-------- Dataset records --------
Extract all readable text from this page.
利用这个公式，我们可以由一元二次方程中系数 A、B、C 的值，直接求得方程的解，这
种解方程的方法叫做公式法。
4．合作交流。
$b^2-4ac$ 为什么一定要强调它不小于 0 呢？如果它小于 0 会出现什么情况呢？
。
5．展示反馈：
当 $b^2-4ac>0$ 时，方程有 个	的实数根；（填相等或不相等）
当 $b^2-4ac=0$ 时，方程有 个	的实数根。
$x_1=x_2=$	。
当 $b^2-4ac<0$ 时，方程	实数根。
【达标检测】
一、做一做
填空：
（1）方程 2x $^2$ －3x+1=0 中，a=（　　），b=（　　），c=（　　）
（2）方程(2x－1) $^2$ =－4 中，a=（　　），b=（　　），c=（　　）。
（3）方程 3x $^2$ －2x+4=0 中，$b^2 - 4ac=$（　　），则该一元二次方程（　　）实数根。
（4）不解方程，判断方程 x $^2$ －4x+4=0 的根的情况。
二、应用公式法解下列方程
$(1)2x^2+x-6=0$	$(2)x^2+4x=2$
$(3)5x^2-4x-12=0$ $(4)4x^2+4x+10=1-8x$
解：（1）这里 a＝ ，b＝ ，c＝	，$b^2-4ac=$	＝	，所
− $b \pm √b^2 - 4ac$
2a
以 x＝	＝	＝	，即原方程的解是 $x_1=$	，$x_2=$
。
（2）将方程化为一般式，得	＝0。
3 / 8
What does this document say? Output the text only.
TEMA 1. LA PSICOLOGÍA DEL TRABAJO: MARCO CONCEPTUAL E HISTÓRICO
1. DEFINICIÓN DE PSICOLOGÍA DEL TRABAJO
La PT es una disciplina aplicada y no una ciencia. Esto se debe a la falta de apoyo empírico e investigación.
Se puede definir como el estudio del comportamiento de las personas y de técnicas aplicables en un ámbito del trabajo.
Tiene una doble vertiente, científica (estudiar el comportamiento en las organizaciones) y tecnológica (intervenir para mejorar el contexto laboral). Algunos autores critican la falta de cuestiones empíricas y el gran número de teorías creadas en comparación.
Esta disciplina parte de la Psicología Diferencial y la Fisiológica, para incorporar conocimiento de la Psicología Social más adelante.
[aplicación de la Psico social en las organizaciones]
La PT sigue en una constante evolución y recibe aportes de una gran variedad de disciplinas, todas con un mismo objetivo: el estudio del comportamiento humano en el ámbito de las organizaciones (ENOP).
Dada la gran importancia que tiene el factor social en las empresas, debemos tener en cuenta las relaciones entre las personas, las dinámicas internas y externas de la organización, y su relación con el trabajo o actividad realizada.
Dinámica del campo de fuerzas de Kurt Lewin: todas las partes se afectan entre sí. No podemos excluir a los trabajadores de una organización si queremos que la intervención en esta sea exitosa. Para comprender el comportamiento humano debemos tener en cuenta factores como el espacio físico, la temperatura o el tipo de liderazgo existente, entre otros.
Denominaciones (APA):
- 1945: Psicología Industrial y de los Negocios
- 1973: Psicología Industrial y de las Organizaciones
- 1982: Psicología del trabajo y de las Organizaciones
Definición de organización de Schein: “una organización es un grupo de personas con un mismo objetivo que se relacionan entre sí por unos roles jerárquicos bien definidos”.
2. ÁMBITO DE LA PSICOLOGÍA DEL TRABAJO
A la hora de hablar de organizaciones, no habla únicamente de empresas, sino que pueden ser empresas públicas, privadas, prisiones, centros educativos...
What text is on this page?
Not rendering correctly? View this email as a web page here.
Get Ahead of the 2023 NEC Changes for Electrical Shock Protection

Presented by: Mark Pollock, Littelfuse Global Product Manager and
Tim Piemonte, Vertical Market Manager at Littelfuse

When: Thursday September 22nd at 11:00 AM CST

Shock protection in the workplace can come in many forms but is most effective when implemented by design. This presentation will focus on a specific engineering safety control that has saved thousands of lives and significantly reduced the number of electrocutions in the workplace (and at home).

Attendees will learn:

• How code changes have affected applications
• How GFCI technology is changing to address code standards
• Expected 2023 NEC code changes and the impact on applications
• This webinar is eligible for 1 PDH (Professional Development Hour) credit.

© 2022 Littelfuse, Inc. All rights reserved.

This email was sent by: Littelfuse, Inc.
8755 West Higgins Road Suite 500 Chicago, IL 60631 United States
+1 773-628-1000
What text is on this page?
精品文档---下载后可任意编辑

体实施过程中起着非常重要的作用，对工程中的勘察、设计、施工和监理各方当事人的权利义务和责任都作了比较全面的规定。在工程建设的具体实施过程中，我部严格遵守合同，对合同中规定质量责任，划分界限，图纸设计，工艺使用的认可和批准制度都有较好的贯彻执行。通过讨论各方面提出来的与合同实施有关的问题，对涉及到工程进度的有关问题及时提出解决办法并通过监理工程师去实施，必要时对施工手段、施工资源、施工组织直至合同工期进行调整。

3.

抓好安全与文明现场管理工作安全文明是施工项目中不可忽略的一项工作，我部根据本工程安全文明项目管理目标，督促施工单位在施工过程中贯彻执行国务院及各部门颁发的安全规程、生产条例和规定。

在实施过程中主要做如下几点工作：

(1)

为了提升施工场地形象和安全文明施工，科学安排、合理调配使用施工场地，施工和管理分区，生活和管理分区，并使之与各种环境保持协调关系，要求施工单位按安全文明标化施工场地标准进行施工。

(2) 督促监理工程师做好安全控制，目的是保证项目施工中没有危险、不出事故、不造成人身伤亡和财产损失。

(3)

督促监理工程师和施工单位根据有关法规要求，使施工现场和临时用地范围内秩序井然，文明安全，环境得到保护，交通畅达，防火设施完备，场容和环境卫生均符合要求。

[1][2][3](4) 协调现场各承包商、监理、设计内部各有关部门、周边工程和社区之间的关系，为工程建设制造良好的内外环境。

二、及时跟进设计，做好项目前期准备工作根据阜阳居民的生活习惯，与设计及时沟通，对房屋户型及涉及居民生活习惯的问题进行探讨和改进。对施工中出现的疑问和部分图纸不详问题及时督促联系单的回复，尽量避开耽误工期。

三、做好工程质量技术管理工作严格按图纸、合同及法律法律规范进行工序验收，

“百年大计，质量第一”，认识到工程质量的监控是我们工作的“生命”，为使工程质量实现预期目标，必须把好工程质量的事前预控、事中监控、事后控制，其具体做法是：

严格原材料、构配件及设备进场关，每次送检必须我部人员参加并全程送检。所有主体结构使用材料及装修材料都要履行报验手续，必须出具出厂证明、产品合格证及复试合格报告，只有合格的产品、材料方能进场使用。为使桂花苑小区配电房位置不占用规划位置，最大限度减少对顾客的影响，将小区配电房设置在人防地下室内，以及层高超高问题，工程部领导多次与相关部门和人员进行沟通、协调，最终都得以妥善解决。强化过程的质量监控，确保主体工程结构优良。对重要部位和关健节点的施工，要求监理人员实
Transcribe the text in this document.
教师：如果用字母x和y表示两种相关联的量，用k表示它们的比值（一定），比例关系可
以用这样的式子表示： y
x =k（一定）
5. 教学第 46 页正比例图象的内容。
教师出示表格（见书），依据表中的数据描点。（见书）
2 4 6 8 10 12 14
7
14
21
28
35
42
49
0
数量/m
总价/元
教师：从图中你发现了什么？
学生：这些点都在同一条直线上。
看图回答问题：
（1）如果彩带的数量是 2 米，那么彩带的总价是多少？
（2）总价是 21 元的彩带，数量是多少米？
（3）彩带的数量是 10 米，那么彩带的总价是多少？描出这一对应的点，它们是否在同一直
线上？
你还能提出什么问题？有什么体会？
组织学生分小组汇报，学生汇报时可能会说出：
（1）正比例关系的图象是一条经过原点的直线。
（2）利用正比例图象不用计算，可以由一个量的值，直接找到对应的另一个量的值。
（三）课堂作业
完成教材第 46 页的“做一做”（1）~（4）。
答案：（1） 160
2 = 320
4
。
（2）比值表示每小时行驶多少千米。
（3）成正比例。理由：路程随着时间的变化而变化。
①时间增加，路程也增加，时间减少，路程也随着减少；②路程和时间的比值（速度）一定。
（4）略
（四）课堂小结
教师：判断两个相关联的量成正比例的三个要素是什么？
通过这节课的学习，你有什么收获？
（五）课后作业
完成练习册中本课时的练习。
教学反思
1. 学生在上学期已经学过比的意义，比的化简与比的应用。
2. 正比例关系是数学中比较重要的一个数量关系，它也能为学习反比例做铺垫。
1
--------
__Written task__. Out of the material above, gather each line where "code" appears.

__Result of the task__.
• How code changes have affected applications
• How GFCI technology is changing to address code standards
• Expected 2023 NEC code changes and the impact on applications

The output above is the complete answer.